**RECORDS**
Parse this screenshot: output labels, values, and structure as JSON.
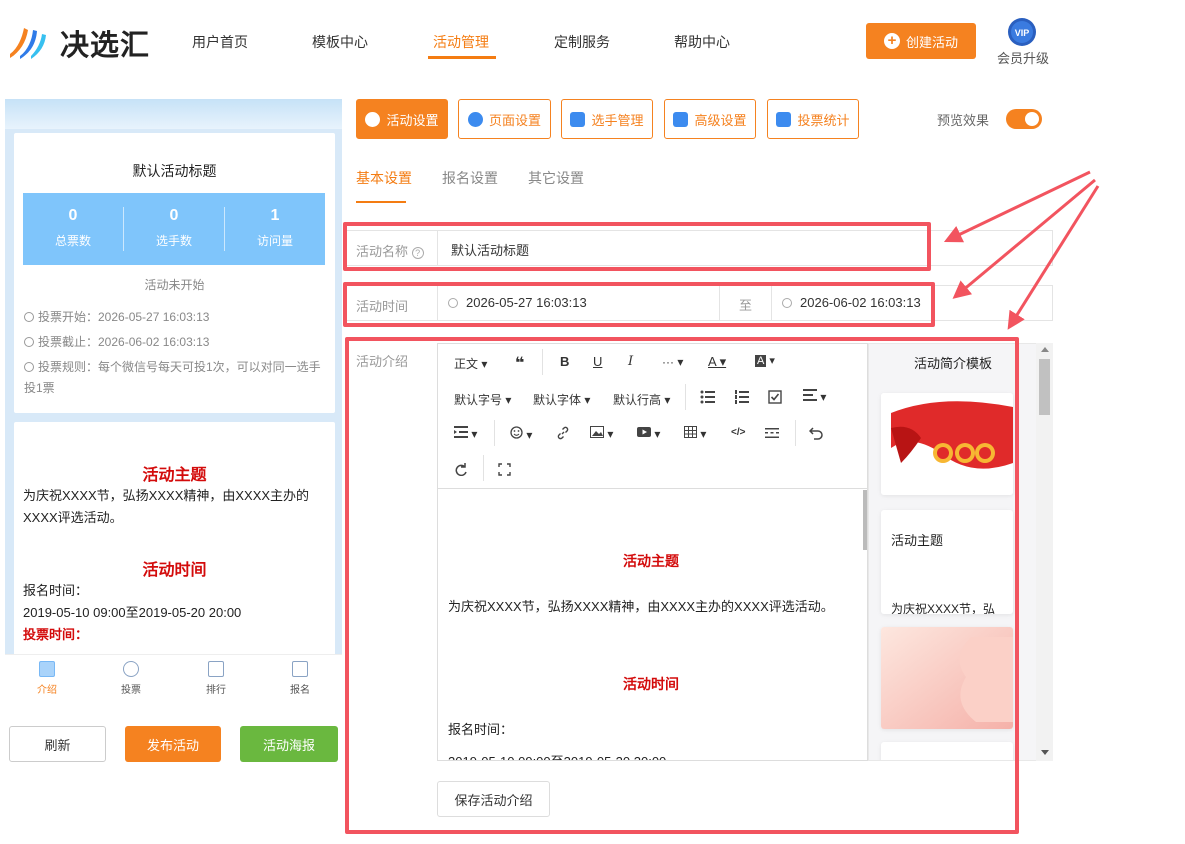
{
  "brand": {
    "name": "决选汇",
    "logo_icon": "logo-icon"
  },
  "nav": {
    "items": [
      "用户首页",
      "模板中心",
      "活动管理",
      "定制服务",
      "帮助中心"
    ],
    "active": "活动管理"
  },
  "header": {
    "create_label": "创建活动",
    "vip_badge": "VIP",
    "vip_label": "会员升级"
  },
  "preview": {
    "title": "默认活动标题",
    "stats": [
      {
        "value": "0",
        "label": "总票数"
      },
      {
        "value": "0",
        "label": "选手数"
      },
      {
        "value": "1",
        "label": "访问量"
      }
    ],
    "status": "活动未开始",
    "vote_start": "投票开始：2026-05-27 16:03:13",
    "vote_end": "投票截止：2026-06-02 16:03:13",
    "vote_rule": "投票规则：每个微信号每天可投1次，可以对同一选手投1票",
    "theme_heading": "活动主题",
    "theme_text": "为庆祝XXXX节，弘扬XXXX精神，由XXXX主办的XXXX评选活动。",
    "time_heading": "活动时间",
    "signup_label": "报名时间：",
    "signup_range": "2019-05-10 09:00至2019-05-20 20:00",
    "vote_time_label": "投票时间："
  },
  "tabbar": [
    {
      "label": "介绍",
      "icon": "intro-icon"
    },
    {
      "label": "投票",
      "icon": "vote-icon"
    },
    {
      "label": "排行",
      "icon": "ranking-icon"
    },
    {
      "label": "报名",
      "icon": "signup-icon"
    }
  ],
  "bottom_buttons": {
    "refresh": "刷新",
    "publish": "发布活动",
    "poster": "活动海报"
  },
  "toolbar_buttons": [
    {
      "label": "活动设置",
      "icon": "settings-icon"
    },
    {
      "label": "页面设置",
      "icon": "page-settings-icon"
    },
    {
      "label": "选手管理",
      "icon": "contestants-icon"
    },
    {
      "label": "高级设置",
      "icon": "advanced-settings-icon"
    },
    {
      "label": "投票统计",
      "icon": "stats-icon"
    }
  ],
  "preview_toggle": {
    "label": "预览效果",
    "on": true
  },
  "subtabs": [
    "基本设置",
    "报名设置",
    "其它设置"
  ],
  "form": {
    "name_label": "活动名称",
    "name_value": "默认活动标题",
    "time_label": "活动时间",
    "start_time": "2026-05-27 16:03:13",
    "to_label": "至",
    "end_time": "2026-06-02 16:03:13",
    "intro_label": "活动介绍"
  },
  "editor": {
    "toolbar_row1": [
      "正文",
      "❝",
      "B",
      "U",
      "I",
      "···",
      "A",
      "A"
    ],
    "toolbar_row2": [
      "默认字号",
      "默认字体",
      "默认行高"
    ],
    "body": {
      "heading1": "活动主题",
      "para1": "为庆祝XXXX节，弘扬XXXX精神，由XXXX主办的XXXX评选活动。",
      "heading2": "活动时间",
      "para2": "报名时间：",
      "para3": "2019-05-10 09:00至2019-05-20 20:00"
    },
    "save_label": "保存活动介绍"
  },
  "templates": {
    "title": "活动简介模板",
    "card2_heading": "活动主题",
    "card2_text": "为庆祝XXXX节，弘"
  },
  "colors": {
    "accent": "#f58220",
    "highlight_box": "#f2545f",
    "stats_bg": "#7fc5fb",
    "theme_red": "#d30b0b",
    "poster_green": "#6ab83f"
  }
}
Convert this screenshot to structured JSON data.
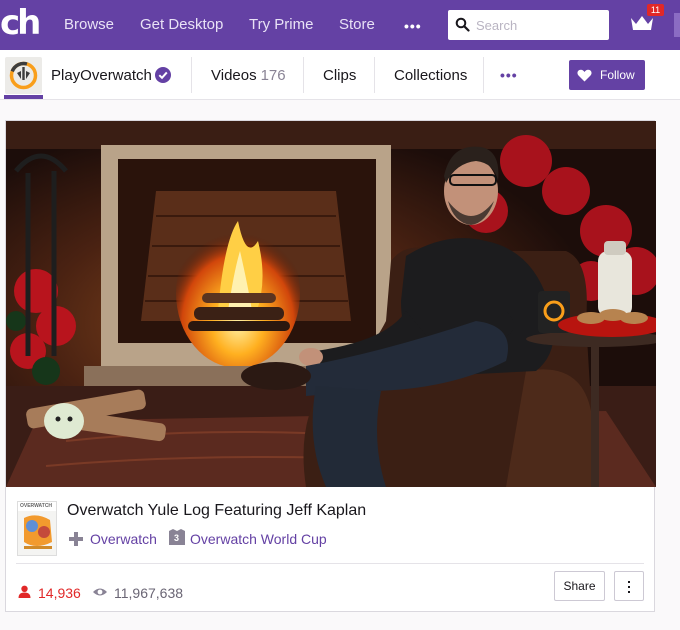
{
  "topnav": {
    "logo": "ch",
    "links": [
      {
        "label": "Browse"
      },
      {
        "label": "Get Desktop"
      },
      {
        "label": "Try Prime"
      },
      {
        "label": "Store"
      }
    ],
    "more": "•••",
    "search_placeholder": "Search",
    "notification_count": "11"
  },
  "channel": {
    "name": "PlayOverwatch",
    "tabs": {
      "videos_label": "Videos",
      "videos_count": "176",
      "clips_label": "Clips",
      "collections_label": "Collections"
    },
    "more": "•••",
    "follow_label": "Follow"
  },
  "video": {
    "title": "Overwatch Yule Log Featuring Jeff Kaplan",
    "game_box_text": "OVERWATCH",
    "game": "Overwatch",
    "collection": "Overwatch World Cup",
    "collection_icon_text": "3",
    "likes": "14,936",
    "views": "11,967,638",
    "share_label": "Share"
  },
  "colors": {
    "brand": "#6441a4",
    "like_red": "#e12828"
  }
}
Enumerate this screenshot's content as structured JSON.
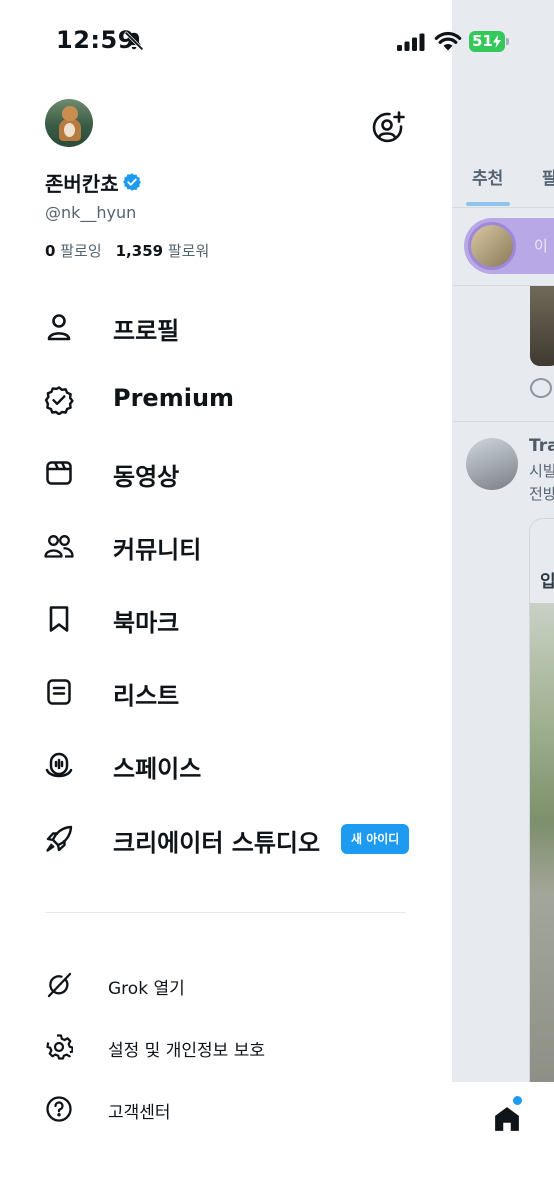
{
  "status_bar": {
    "time": "12:59",
    "battery": "51",
    "battery_color": "#34c759"
  },
  "profile": {
    "display_name": "존버칸쵸",
    "handle": "@nk__hyun",
    "following_count": "0",
    "following_label": "팔로잉",
    "followers_count": "1,359",
    "followers_label": "팔로워"
  },
  "menu": {
    "items": [
      {
        "label": "프로필",
        "icon": "person-icon"
      },
      {
        "label": "Premium",
        "icon": "premium-badge-icon"
      },
      {
        "label": "동영상",
        "icon": "video-icon"
      },
      {
        "label": "커뮤니티",
        "icon": "communities-icon"
      },
      {
        "label": "북마크",
        "icon": "bookmark-icon"
      },
      {
        "label": "리스트",
        "icon": "list-icon"
      },
      {
        "label": "스페이스",
        "icon": "spaces-icon"
      },
      {
        "label": "크리에이터 스튜디오",
        "icon": "rocket-icon",
        "badge": "새 아이디"
      }
    ]
  },
  "secondary": {
    "items": [
      {
        "label": "Grok 열기",
        "icon": "grok-icon"
      },
      {
        "label": "설정 및 개인정보 보호",
        "icon": "gear-icon"
      },
      {
        "label": "고객센터",
        "icon": "help-icon"
      }
    ]
  },
  "background_feed": {
    "tab_1": "추천",
    "tab_2": "팔",
    "live_text": "이 ",
    "tweet_name": "Tra",
    "tweet_line_1": "시빌",
    "tweet_line_2": "전방",
    "card_title": "입"
  },
  "colors": {
    "accent": "#1d9bf0",
    "text_primary": "#0f1419",
    "text_secondary": "#536471"
  }
}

**WHAT YOU WILL DO**
From the material, report only how many lines include the word "由XXXX主办的XXXX评选活动".

**CORRECT ANSWER**
2